> **Problem statement**
Retype all material exactly. Pictures stay out of the copy.
::::
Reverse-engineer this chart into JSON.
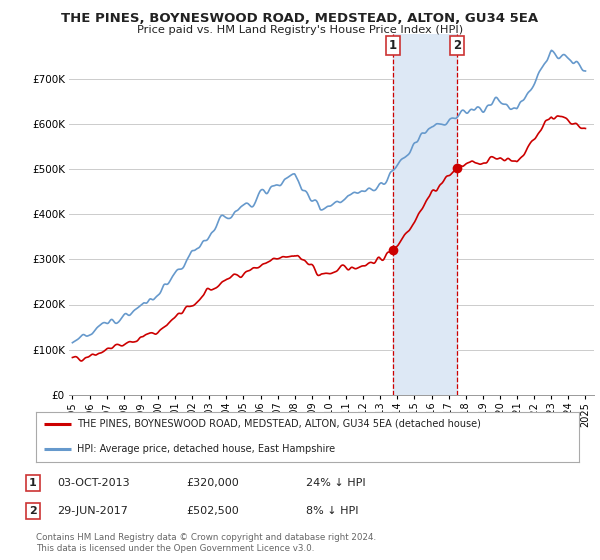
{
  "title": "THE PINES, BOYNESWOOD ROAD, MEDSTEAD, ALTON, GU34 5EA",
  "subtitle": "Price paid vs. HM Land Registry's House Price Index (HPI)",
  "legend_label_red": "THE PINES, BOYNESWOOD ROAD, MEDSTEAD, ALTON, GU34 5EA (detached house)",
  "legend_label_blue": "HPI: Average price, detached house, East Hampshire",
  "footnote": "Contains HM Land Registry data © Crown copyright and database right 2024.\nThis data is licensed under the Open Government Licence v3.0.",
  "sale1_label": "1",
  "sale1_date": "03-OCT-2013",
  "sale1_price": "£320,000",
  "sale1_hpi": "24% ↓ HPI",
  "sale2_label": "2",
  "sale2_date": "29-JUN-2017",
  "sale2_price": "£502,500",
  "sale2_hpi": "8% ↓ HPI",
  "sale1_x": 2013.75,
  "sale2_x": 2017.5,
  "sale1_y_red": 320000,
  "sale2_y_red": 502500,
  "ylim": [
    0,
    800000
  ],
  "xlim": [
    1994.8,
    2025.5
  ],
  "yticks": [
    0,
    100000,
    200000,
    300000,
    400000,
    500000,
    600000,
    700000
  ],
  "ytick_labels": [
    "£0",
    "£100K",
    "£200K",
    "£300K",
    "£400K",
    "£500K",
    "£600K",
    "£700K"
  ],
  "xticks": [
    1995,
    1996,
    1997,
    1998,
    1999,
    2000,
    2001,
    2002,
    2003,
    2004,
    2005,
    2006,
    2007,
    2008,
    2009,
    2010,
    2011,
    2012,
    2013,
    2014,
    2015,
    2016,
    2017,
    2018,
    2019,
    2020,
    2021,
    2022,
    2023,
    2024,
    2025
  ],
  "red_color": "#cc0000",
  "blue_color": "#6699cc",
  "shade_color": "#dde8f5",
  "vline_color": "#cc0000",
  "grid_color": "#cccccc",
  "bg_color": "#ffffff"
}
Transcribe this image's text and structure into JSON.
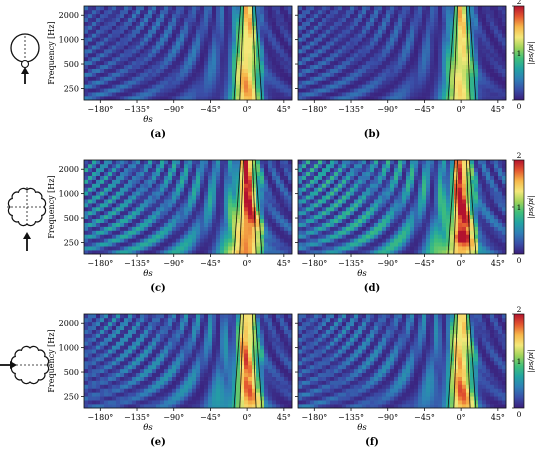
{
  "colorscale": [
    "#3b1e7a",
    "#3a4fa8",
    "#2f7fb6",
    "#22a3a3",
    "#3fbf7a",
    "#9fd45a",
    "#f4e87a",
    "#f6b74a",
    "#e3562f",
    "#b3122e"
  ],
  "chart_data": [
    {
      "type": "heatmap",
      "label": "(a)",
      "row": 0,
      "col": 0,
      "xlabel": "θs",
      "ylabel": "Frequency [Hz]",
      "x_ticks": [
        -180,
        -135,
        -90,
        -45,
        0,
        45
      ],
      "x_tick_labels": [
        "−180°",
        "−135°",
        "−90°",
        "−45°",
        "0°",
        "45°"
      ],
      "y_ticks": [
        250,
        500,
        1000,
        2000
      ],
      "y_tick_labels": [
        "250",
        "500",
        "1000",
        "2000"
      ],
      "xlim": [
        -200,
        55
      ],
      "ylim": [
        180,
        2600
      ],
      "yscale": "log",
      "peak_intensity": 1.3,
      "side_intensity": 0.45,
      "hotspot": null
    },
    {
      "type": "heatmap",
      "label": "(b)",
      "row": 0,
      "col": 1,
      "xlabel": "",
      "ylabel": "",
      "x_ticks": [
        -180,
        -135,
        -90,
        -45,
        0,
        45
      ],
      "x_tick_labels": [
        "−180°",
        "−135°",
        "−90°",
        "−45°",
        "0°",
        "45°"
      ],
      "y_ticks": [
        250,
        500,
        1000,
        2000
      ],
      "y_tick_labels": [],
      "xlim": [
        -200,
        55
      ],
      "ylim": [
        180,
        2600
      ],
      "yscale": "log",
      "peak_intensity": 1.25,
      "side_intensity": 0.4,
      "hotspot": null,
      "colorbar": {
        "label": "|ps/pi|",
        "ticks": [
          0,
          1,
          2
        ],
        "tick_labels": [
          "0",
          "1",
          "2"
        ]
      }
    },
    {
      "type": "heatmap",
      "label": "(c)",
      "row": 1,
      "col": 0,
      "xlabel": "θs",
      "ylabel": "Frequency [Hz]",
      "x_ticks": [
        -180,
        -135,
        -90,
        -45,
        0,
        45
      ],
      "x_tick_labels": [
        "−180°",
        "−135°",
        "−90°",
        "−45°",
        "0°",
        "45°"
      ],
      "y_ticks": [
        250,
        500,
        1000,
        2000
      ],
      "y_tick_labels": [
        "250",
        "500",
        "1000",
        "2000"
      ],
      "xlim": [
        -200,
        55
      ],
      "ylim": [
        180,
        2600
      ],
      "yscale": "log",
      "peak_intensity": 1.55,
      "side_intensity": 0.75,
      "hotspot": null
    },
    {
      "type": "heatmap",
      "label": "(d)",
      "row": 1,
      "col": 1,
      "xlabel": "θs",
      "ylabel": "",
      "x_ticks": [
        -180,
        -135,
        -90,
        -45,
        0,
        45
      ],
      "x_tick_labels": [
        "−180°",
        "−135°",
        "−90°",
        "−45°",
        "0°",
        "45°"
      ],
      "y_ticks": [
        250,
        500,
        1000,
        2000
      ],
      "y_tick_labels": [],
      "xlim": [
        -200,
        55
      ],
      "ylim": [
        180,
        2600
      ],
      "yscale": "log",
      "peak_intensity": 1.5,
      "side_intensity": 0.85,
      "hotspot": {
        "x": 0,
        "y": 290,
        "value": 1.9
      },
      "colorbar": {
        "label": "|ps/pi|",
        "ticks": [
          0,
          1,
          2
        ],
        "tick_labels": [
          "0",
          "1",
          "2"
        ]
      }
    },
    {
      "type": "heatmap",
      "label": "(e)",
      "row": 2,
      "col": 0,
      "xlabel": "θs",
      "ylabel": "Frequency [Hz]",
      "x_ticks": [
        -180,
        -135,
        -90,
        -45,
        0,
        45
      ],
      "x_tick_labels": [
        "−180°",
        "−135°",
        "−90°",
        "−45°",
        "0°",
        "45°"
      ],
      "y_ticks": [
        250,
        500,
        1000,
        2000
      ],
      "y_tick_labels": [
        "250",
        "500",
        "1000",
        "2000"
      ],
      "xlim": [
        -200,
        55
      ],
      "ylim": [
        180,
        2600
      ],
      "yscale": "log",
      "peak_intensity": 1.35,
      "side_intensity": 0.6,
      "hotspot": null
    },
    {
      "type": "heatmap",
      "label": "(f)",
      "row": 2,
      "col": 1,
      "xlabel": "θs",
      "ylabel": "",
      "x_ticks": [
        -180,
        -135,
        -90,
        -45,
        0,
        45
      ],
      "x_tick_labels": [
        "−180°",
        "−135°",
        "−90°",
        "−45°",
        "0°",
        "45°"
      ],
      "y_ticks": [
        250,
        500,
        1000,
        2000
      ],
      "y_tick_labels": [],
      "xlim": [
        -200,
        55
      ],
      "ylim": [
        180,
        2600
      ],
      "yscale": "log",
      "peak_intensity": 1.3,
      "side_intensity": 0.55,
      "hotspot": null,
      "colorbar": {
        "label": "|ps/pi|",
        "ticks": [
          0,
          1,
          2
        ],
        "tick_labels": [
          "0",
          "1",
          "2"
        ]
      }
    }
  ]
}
::::
> **The completed task**
Reverse-engineer this chart into JSON.
{
  "title": "THE PINES, BOYNESWOOD ROAD, MEDSTEAD, ALTON, GU34 5EA",
  "subtitle": "Price paid vs. HM Land Registry's House Price Index (HPI)",
  "legend_label_red": "THE PINES, BOYNESWOOD ROAD, MEDSTEAD, ALTON, GU34 5EA (detached house)",
  "legend_label_blue": "HPI: Average price, detached house, East Hampshire",
  "footnote": "Contains HM Land Registry data © Crown copyright and database right 2024.\nThis data is licensed under the Open Government Licence v3.0.",
  "sale1_label": "1",
  "sale1_date": "03-OCT-2013",
  "sale1_price": "£320,000",
  "sale1_hpi": "24% ↓ HPI",
  "sale2_label": "2",
  "sale2_date": "29-JUN-2017",
  "sale2_price": "£502,500",
  "sale2_hpi": "8% ↓ HPI",
  "sale1_x": 2013.75,
  "sale2_x": 2017.5,
  "sale1_y_red": 320000,
  "sale2_y_red": 502500,
  "ylim": [
    0,
    800000
  ],
  "xlim": [
    1994.8,
    2025.5
  ],
  "yticks": [
    0,
    100000,
    200000,
    300000,
    400000,
    500000,
    600000,
    700000
  ],
  "ytick_labels": [
    "£0",
    "£100K",
    "£200K",
    "£300K",
    "£400K",
    "£500K",
    "£600K",
    "£700K"
  ],
  "xticks": [
    1995,
    1996,
    1997,
    1998,
    1999,
    2000,
    2001,
    2002,
    2003,
    2004,
    2005,
    2006,
    2007,
    2008,
    2009,
    2010,
    2011,
    2012,
    2013,
    2014,
    2015,
    2016,
    2017,
    2018,
    2019,
    2020,
    2021,
    2022,
    2023,
    2024,
    2025
  ],
  "red_color": "#cc0000",
  "blue_color": "#6699cc",
  "shade_color": "#dde8f5",
  "vline_color": "#cc0000",
  "grid_color": "#cccccc",
  "bg_color": "#ffffff"
}
Transcribe this image's text and structure into JSON.
{
  "colorscale": [
    "#3b1e7a",
    "#3a4fa8",
    "#2f7fb6",
    "#22a3a3",
    "#3fbf7a",
    "#9fd45a",
    "#f4e87a",
    "#f6b74a",
    "#e3562f",
    "#b3122e"
  ],
  "chart_data": [
    {
      "type": "heatmap",
      "label": "(a)",
      "row": 0,
      "col": 0,
      "xlabel": "θs",
      "ylabel": "Frequency [Hz]",
      "x_ticks": [
        -180,
        -135,
        -90,
        -45,
        0,
        45
      ],
      "x_tick_labels": [
        "−180°",
        "−135°",
        "−90°",
        "−45°",
        "0°",
        "45°"
      ],
      "y_ticks": [
        250,
        500,
        1000,
        2000
      ],
      "y_tick_labels": [
        "250",
        "500",
        "1000",
        "2000"
      ],
      "xlim": [
        -200,
        55
      ],
      "ylim": [
        180,
        2600
      ],
      "yscale": "log",
      "peak_intensity": 1.3,
      "side_intensity": 0.45,
      "hotspot": null
    },
    {
      "type": "heatmap",
      "label": "(b)",
      "row": 0,
      "col": 1,
      "xlabel": "",
      "ylabel": "",
      "x_ticks": [
        -180,
        -135,
        -90,
        -45,
        0,
        45
      ],
      "x_tick_labels": [
        "−180°",
        "−135°",
        "−90°",
        "−45°",
        "0°",
        "45°"
      ],
      "y_ticks": [
        250,
        500,
        1000,
        2000
      ],
      "y_tick_labels": [],
      "xlim": [
        -200,
        55
      ],
      "ylim": [
        180,
        2600
      ],
      "yscale": "log",
      "peak_intensity": 1.25,
      "side_intensity": 0.4,
      "hotspot": null,
      "colorbar": {
        "label": "|ps/pi|",
        "ticks": [
          0,
          1,
          2
        ],
        "tick_labels": [
          "0",
          "1",
          "2"
        ]
      }
    },
    {
      "type": "heatmap",
      "label": "(c)",
      "row": 1,
      "col": 0,
      "xlabel": "θs",
      "ylabel": "Frequency [Hz]",
      "x_ticks": [
        -180,
        -135,
        -90,
        -45,
        0,
        45
      ],
      "x_tick_labels": [
        "−180°",
        "−135°",
        "−90°",
        "−45°",
        "0°",
        "45°"
      ],
      "y_ticks": [
        250,
        500,
        1000,
        2000
      ],
      "y_tick_labels": [
        "250",
        "500",
        "1000",
        "2000"
      ],
      "xlim": [
        -200,
        55
      ],
      "ylim": [
        180,
        2600
      ],
      "yscale": "log",
      "peak_intensity": 1.55,
      "side_intensity": 0.75,
      "hotspot": null
    },
    {
      "type": "heatmap",
      "label": "(d)",
      "row": 1,
      "col": 1,
      "xlabel": "θs",
      "ylabel": "",
      "x_ticks": [
        -180,
        -135,
        -90,
        -45,
        0,
        45
      ],
      "x_tick_labels": [
        "−180°",
        "−135°",
        "−90°",
        "−45°",
        "0°",
        "45°"
      ],
      "y_ticks": [
        250,
        500,
        1000,
        2000
      ],
      "y_tick_labels": [],
      "xlim": [
        -200,
        55
      ],
      "ylim": [
        180,
        2600
      ],
      "yscale": "log",
      "peak_intensity": 1.5,
      "side_intensity": 0.85,
      "hotspot": {
        "x": 0,
        "y": 290,
        "value": 1.9
      },
      "colorbar": {
        "label": "|ps/pi|",
        "ticks": [
          0,
          1,
          2
        ],
        "tick_labels": [
          "0",
          "1",
          "2"
        ]
      }
    },
    {
      "type": "heatmap",
      "label": "(e)",
      "row": 2,
      "col": 0,
      "xlabel": "θs",
      "ylabel": "Frequency [Hz]",
      "x_ticks": [
        -180,
        -135,
        -90,
        -45,
        0,
        45
      ],
      "x_tick_labels": [
        "−180°",
        "−135°",
        "−90°",
        "−45°",
        "0°",
        "45°"
      ],
      "y_ticks": [
        250,
        500,
        1000,
        2000
      ],
      "y_tick_labels": [
        "250",
        "500",
        "1000",
        "2000"
      ],
      "xlim": [
        -200,
        55
      ],
      "ylim": [
        180,
        2600
      ],
      "yscale": "log",
      "peak_intensity": 1.35,
      "side_intensity": 0.6,
      "hotspot": null
    },
    {
      "type": "heatmap",
      "label": "(f)",
      "row": 2,
      "col": 1,
      "xlabel": "θs",
      "ylabel": "",
      "x_ticks": [
        -180,
        -135,
        -90,
        -45,
        0,
        45
      ],
      "x_tick_labels": [
        "−180°",
        "−135°",
        "−90°",
        "−45°",
        "0°",
        "45°"
      ],
      "y_ticks": [
        250,
        500,
        1000,
        2000
      ],
      "y_tick_labels": [],
      "xlim": [
        -200,
        55
      ],
      "ylim": [
        180,
        2600
      ],
      "yscale": "log",
      "peak_intensity": 1.3,
      "side_intensity": 0.55,
      "hotspot": null,
      "colorbar": {
        "label": "|ps/pi|",
        "ticks": [
          0,
          1,
          2
        ],
        "tick_labels": [
          "0",
          "1",
          "2"
        ]
      }
    }
  ]
}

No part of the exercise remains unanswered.